__Set problem__. Retype the data below without altering anything.

Saved entries
###

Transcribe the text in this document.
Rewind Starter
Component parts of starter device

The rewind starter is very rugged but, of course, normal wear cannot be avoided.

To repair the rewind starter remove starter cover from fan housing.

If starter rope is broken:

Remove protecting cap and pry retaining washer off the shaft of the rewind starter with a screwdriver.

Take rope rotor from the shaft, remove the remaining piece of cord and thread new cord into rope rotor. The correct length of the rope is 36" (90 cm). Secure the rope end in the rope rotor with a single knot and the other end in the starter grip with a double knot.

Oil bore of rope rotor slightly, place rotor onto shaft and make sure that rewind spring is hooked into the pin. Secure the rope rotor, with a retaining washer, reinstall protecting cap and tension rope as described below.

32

###

__Written answer__.
Transcribe the text in this document.
Rewind Starter
Component parts of starter device

The rewind starter is very rugged but, of course, normal wear cannot be avoided.

To repair the rewind starter remove starter cover from fan housing.

If starter rope is broken:

Remove protecting cap and pry retaining washer off the shaft of the rewind starter with a screwdriver.

Take rope rotor from the shaft, remove the remaining piece of cord and thread new cord into rope rotor. The correct length of the rope is 36" (90 cm). Secure the rope end in the rope rotor with a single knot and the other end in the starter grip with a double knot.

Oil bore of rope rotor slightly, place rotor onto shaft and make sure that rewind spring is hooked into the pin. Secure the rope rotor, with a retaining washer, reinstall protecting cap and tension rope as described below.

32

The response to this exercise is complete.